Do this
Which lines contain the string "card"? Please list every one of them.

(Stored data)
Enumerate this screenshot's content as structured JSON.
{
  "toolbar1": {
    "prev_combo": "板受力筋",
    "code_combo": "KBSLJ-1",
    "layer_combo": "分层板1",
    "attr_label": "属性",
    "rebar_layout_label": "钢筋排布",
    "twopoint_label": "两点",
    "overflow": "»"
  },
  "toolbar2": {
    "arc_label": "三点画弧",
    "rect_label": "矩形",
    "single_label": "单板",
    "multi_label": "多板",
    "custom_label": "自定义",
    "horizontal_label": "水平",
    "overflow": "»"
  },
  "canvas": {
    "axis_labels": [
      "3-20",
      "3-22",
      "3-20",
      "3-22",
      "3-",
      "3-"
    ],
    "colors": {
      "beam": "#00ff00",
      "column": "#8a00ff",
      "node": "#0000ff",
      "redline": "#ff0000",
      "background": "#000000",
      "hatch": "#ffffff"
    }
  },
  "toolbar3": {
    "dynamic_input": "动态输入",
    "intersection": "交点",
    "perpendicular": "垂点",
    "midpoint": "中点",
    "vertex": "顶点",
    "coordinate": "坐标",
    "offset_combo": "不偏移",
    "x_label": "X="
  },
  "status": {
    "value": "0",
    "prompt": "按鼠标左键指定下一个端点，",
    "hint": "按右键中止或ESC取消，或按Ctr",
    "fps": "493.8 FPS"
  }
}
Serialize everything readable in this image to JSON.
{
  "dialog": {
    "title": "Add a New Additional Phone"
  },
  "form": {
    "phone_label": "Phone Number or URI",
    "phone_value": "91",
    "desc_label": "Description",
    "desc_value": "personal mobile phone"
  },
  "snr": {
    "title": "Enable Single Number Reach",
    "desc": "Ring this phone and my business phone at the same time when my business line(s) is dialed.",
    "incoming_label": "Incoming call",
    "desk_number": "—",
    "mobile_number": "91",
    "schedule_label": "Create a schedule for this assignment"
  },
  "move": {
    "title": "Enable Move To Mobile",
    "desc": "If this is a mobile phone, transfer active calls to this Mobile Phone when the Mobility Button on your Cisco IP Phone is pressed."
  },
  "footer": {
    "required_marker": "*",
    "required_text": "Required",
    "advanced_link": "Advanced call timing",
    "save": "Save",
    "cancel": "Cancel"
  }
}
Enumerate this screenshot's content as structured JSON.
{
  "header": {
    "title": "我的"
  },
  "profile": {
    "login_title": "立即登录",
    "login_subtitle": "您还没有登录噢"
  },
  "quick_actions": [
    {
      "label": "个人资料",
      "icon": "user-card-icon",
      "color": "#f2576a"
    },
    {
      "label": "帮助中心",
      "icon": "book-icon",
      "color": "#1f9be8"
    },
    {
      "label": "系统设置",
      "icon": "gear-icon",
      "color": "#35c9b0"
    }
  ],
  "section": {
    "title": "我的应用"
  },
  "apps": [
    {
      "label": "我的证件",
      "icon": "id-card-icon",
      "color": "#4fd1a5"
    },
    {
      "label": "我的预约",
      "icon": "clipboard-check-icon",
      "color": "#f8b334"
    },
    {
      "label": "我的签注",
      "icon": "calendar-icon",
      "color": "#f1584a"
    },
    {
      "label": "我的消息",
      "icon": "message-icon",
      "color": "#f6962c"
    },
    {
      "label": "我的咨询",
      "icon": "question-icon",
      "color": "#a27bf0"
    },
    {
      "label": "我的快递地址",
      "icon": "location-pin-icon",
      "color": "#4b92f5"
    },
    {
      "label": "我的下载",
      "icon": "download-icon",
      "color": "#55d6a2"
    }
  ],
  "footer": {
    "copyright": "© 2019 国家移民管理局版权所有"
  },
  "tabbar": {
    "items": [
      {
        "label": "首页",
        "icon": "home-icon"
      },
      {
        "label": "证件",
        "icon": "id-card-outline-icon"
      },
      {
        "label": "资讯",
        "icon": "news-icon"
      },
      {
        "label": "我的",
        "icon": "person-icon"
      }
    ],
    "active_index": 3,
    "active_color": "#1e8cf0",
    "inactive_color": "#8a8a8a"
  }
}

Solution for this exercise
      "icon": "user-card-icon",
      "icon": "id-card-icon",
        "icon": "id-card-outline-icon"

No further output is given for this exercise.